WHAT IS BEING ASKED:
All entries must be repeated exactly; do not include the pictures.

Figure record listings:
══════════
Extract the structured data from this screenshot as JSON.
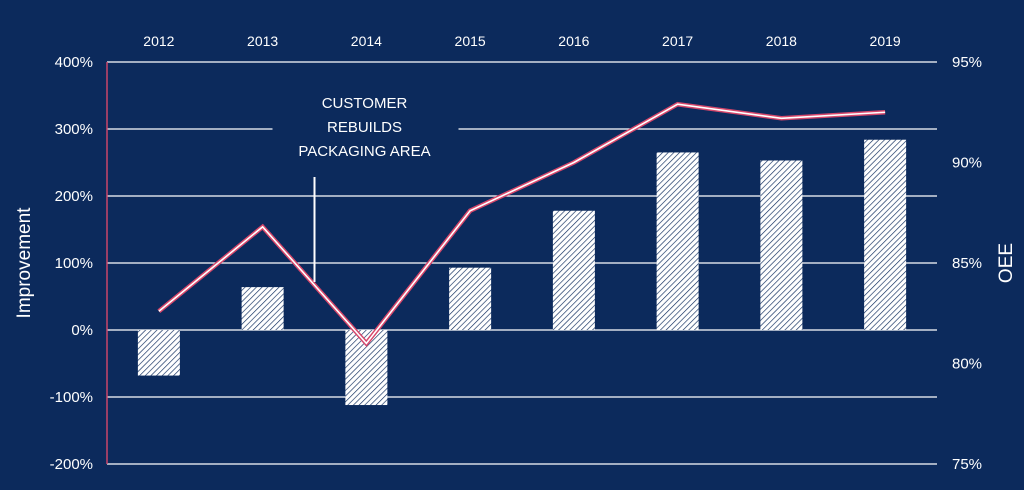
{
  "colors": {
    "background": "#0c2a5c",
    "bar_fill": "#ffffff",
    "bar_hatch": "#0c2a5c",
    "line_outer": "#d6476b",
    "line_inner": "#ffffff",
    "grid": "#ffffff",
    "left_axis": "#d6476b"
  },
  "chart_data": {
    "type": "bar",
    "categories": [
      "2012",
      "2013",
      "2014",
      "2015",
      "2016",
      "2017",
      "2018",
      "2019"
    ],
    "series": [
      {
        "type": "bar",
        "axis": "left",
        "values": [
          -68,
          64,
          -112,
          93,
          178,
          265,
          253,
          284
        ]
      },
      {
        "type": "line",
        "axis": "right",
        "values": [
          82.6,
          86.8,
          81.0,
          87.6,
          90.0,
          92.9,
          92.2,
          92.5
        ]
      }
    ],
    "ylabel": "Improvement",
    "ylabel_right": "OEE",
    "ylim": [
      -200,
      400
    ],
    "ylim_right": [
      75,
      95
    ],
    "yticks": [
      "400%",
      "300%",
      "200%",
      "100%",
      "0%",
      "-100%",
      "-200%"
    ],
    "yticks_right": [
      "95%",
      "90%",
      "85%",
      "80%",
      "75%"
    ],
    "grid": true,
    "annotation": {
      "lines": [
        "CUSTOMER",
        "REBUILDS",
        "PACKAGING AREA"
      ],
      "position_between": [
        "2013",
        "2014"
      ]
    }
  }
}
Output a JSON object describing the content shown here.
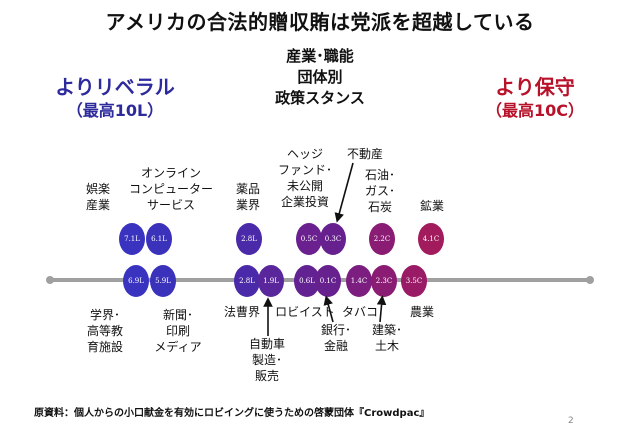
{
  "title": "アメリカの合法的贈収賄は党派を超越している",
  "center_heading": [
    "産業･職能",
    "団体別",
    "政策スタンス"
  ],
  "left_heading": {
    "main": "よりリベラル",
    "sub": "（最高10L）"
  },
  "right_heading": {
    "main": "より保守",
    "sub": "（最高10C）"
  },
  "colors": {
    "liberal": "#3a2fb5",
    "conservative": "#9c1848",
    "axis": "#a0a0a0"
  },
  "top_row": [
    {
      "value": "7.1L",
      "color": "#3a33c0"
    },
    {
      "value": "6.1L",
      "color": "#3b32bc"
    },
    {
      "value": "2.8L",
      "color": "#4a2aa8"
    },
    {
      "value": "0.5C",
      "color": "#6a208f"
    },
    {
      "value": "0.3C",
      "color": "#66218f"
    },
    {
      "value": "2.2C",
      "color": "#8a1c73"
    },
    {
      "value": "4.1C",
      "color": "#a11b5d"
    }
  ],
  "bottom_row": [
    {
      "value": "6.9L",
      "color": "#3a33c0"
    },
    {
      "value": "5.9L",
      "color": "#3b32bc"
    },
    {
      "value": "2.8L",
      "color": "#4a2aa8"
    },
    {
      "value": "1.9L",
      "color": "#5a269c"
    },
    {
      "value": "0.6L",
      "color": "#632292"
    },
    {
      "value": "0.1C",
      "color": "#66218f"
    },
    {
      "value": "1.4C",
      "color": "#7c1d80"
    },
    {
      "value": "2.3C",
      "color": "#8a1c73"
    },
    {
      "value": "3.5C",
      "color": "#991a65"
    }
  ],
  "labels": {
    "entertainment": [
      "娯楽",
      "産業"
    ],
    "online": [
      "オンライン",
      "コンピューター",
      "サービス"
    ],
    "pharma": [
      "薬品",
      "業界"
    ],
    "hedge": [
      "ヘッジ",
      "ファンド･",
      "未公開",
      "企業投資"
    ],
    "real_estate": "不動産",
    "oil": [
      "石油･",
      "ガス･",
      "石炭"
    ],
    "mining": "鉱業",
    "education": [
      "学界･",
      "高等教",
      "育施設"
    ],
    "media": [
      "新聞･",
      "印刷",
      "メディア"
    ],
    "legal": "法曹界",
    "auto": [
      "自動車",
      "製造･",
      "販売"
    ],
    "lobbyist": "ロビイスト",
    "tobacco": "タバコ",
    "agriculture": "農業",
    "banking": [
      "銀行･",
      "金融"
    ],
    "construction": [
      "建築･",
      "土木"
    ]
  },
  "footer": "原資料：個人からの小口献金を有効にロビイングに使うための啓蒙団体『Crowdpac』",
  "page_number": "2"
}
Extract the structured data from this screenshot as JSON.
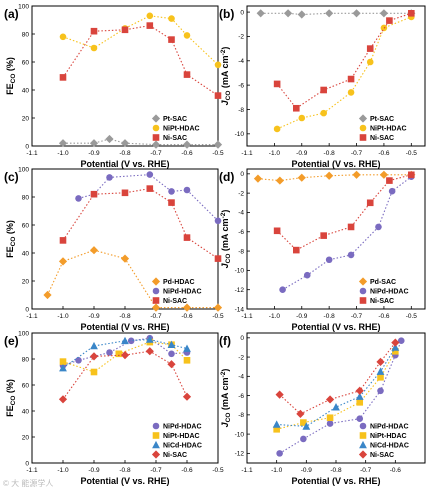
══════════
CORRECT OUTPUT:
Extract the structured data from this screenshot as JSON.
{
  "colors": {
    "background": "#0c2a5c",
    "bar_fill": "#ffffff",
    "bar_hatch": "#0c2a5c",
    "line_outer": "#d6476b",
    "line_inner": "#ffffff",
    "grid": "#ffffff",
    "left_axis": "#d6476b"
  },
  "chart_data": {
    "type": "bar",
    "categories": [
      "2012",
      "2013",
      "2014",
      "2015",
      "2016",
      "2017",
      "2018",
      "2019"
    ],
    "series": [
      {
        "type": "bar",
        "axis": "left",
        "values": [
          -68,
          64,
          -112,
          93,
          178,
          265,
          253,
          284
        ]
      },
      {
        "type": "line",
        "axis": "right",
        "values": [
          82.6,
          86.8,
          81.0,
          87.6,
          90.0,
          92.9,
          92.2,
          92.5
        ]
      }
    ],
    "ylabel": "Improvement",
    "ylabel_right": "OEE",
    "ylim": [
      -200,
      400
    ],
    "ylim_right": [
      75,
      95
    ],
    "yticks": [
      "400%",
      "300%",
      "200%",
      "100%",
      "0%",
      "-100%",
      "-200%"
    ],
    "yticks_right": [
      "95%",
      "90%",
      "85%",
      "80%",
      "75%"
    ],
    "grid": true,
    "annotation": {
      "lines": [
        "CUSTOMER",
        "REBUILDS",
        "PACKAGING AREA"
      ],
      "position_between": [
        "2013",
        "2014"
      ]
    }
  }
}
Output a JSON object describing the content shown here.
{
  "title": "アメリカの合法的贈収賄は党派を超越している",
  "center_heading": [
    "産業･職能",
    "団体別",
    "政策スタンス"
  ],
  "left_heading": {
    "main": "よりリベラル",
    "sub": "（最高10L）"
  },
  "right_heading": {
    "main": "より保守",
    "sub": "（最高10C）"
  },
  "colors": {
    "liberal": "#3a2fb5",
    "conservative": "#9c1848",
    "axis": "#a0a0a0"
  },
  "top_row": [
    {
      "value": "7.1L",
      "color": "#3a33c0"
    },
    {
      "value": "6.1L",
      "color": "#3b32bc"
    },
    {
      "value": "2.8L",
      "color": "#4a2aa8"
    },
    {
      "value": "0.5C",
      "color": "#6a208f"
    },
    {
      "value": "0.3C",
      "color": "#66218f"
    },
    {
      "value": "2.2C",
      "color": "#8a1c73"
    },
    {
      "value": "4.1C",
      "color": "#a11b5d"
    }
  ],
  "bottom_row": [
    {
      "value": "6.9L",
      "color": "#3a33c0"
    },
    {
      "value": "5.9L",
      "color": "#3b32bc"
    },
    {
      "value": "2.8L",
      "color": "#4a2aa8"
    },
    {
      "value": "1.9L",
      "color": "#5a269c"
    },
    {
      "value": "0.6L",
      "color": "#632292"
    },
    {
      "value": "0.1C",
      "color": "#66218f"
    },
    {
      "value": "1.4C",
      "color": "#7c1d80"
    },
    {
      "value": "2.3C",
      "color": "#8a1c73"
    },
    {
      "value": "3.5C",
      "color": "#991a65"
    }
  ],
  "labels": {
    "entertainment": [
      "娯楽",
      "産業"
    ],
    "online": [
      "オンライン",
      "コンピューター",
      "サービス"
    ],
    "pharma": [
      "薬品",
      "業界"
    ],
    "hedge": [
      "ヘッジ",
      "ファンド･",
      "未公開",
      "企業投資"
    ],
    "real_estate": "不動産",
    "oil": [
      "石油･",
      "ガス･",
      "石炭"
    ],
    "mining": "鉱業",
    "education": [
      "学界･",
      "高等教",
      "育施設"
    ],
    "media": [
      "新聞･",
      "印刷",
      "メディア"
    ],
    "legal": "法曹界",
    "auto": [
      "自動車",
      "製造･",
      "販売"
    ],
    "lobbyist": "ロビイスト",
    "tobacco": "タバコ",
    "agriculture": "農業",
    "banking": [
      "銀行･",
      "金融"
    ],
    "construction": [
      "建築･",
      "土木"
    ]
  },
  "footer": "原資料：個人からの小口献金を有効にロビイングに使うための啓蒙団体『Crowdpac』",
  "page_number": "2"
}
Extract the structured data from this screenshot as JSON.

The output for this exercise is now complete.